__THE DATA__
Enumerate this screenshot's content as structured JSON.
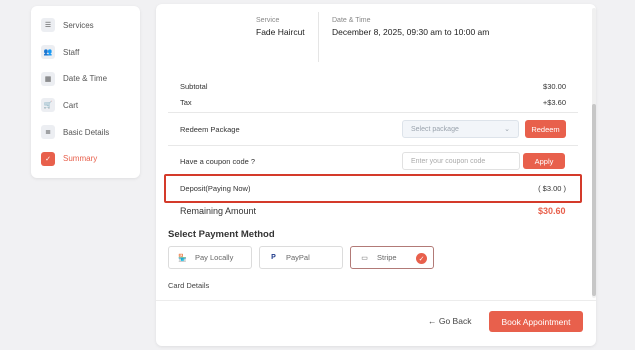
{
  "sidebar": {
    "items": [
      {
        "label": "Services",
        "icon": "list-icon"
      },
      {
        "label": "Staff",
        "icon": "users-icon"
      },
      {
        "label": "Date & Time",
        "icon": "calendar-icon"
      },
      {
        "label": "Cart",
        "icon": "cart-icon"
      },
      {
        "label": "Basic Details",
        "icon": "document-icon"
      },
      {
        "label": "Summary",
        "icon": "checkbox-icon",
        "active": true
      }
    ]
  },
  "booking": {
    "service_label": "Service",
    "service_value": "Fade Haircut",
    "datetime_label": "Date & Time",
    "datetime_value": "December 8, 2025, 09:30 am to 10:00 am"
  },
  "summary": {
    "subtotal_label": "Subtotal",
    "subtotal_value": "$30.00",
    "tax_label": "Tax",
    "tax_value": "+$3.60",
    "redeem_label": "Redeem Package",
    "redeem_placeholder": "Select package",
    "redeem_button": "Redeem",
    "coupon_label": "Have a coupon code ?",
    "coupon_placeholder": "Enter your coupon code",
    "apply_button": "Apply",
    "deposit_label": "Deposit(Paying Now)",
    "deposit_value": "( $3.00 )",
    "remaining_label": "Remaining Amount",
    "remaining_value": "$30.60"
  },
  "payment": {
    "title": "Select Payment Method",
    "methods": [
      {
        "label": "Pay Locally",
        "icon": "store-icon"
      },
      {
        "label": "PayPal",
        "icon": "paypal-icon"
      },
      {
        "label": "Stripe",
        "icon": "credit-card-icon",
        "selected": true
      }
    ],
    "card_details_label": "Card Details"
  },
  "footer": {
    "back_label": "← Go Back",
    "book_label": "Book Appointment"
  },
  "colors": {
    "accent": "#e8604c",
    "highlight_border": "#d43a2a"
  }
}
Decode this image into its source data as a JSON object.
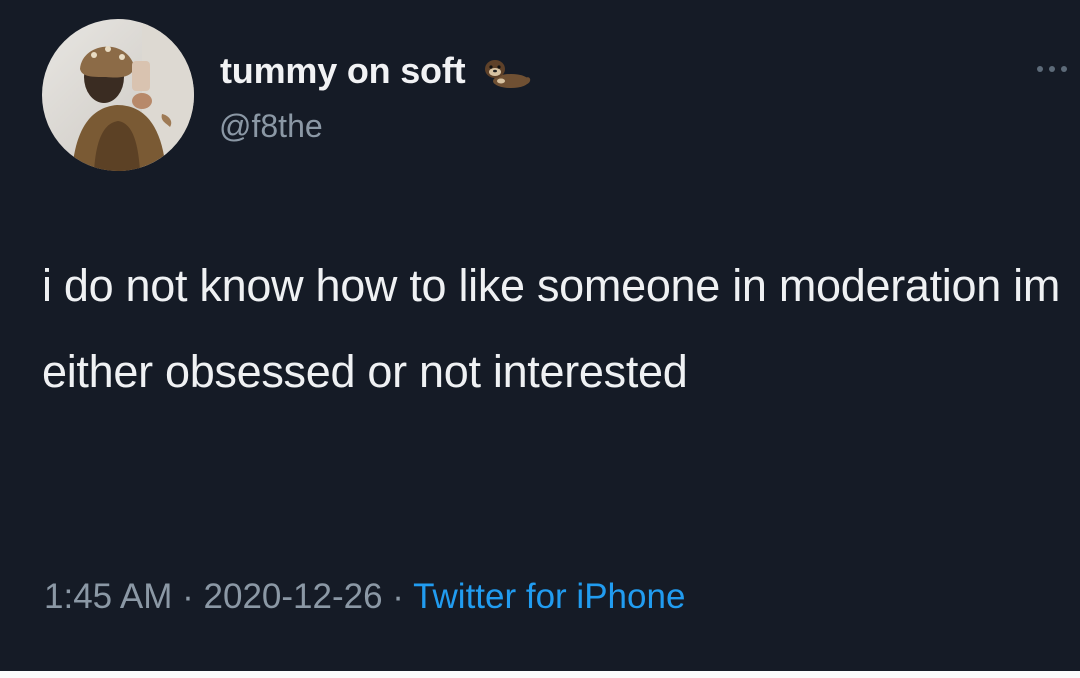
{
  "user": {
    "display_name": "tummy on soft",
    "handle": "@f8the",
    "name_emoji_icon": "otter-icon",
    "avatar_icon": "profile-photo-avatar"
  },
  "tweet": {
    "text": "i do not know how to like someone in moderation im either obsessed or not interested",
    "time": "1:45 AM",
    "date": "2020-12-26",
    "separator": " · ",
    "source": "Twitter for iPhone"
  },
  "toolbar": {
    "more_icon": "more-horizontal-icon"
  },
  "colors": {
    "background": "#151b26",
    "primary_text": "#eff1f3",
    "secondary_text": "#8b98a5",
    "accent": "#219cf0"
  }
}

__GOAL__
Pick out each line above that includes "Details" and show it.

__RESPONSE BELOW__
        "label": "Basic Details",
    "card_details_label": "Card Details"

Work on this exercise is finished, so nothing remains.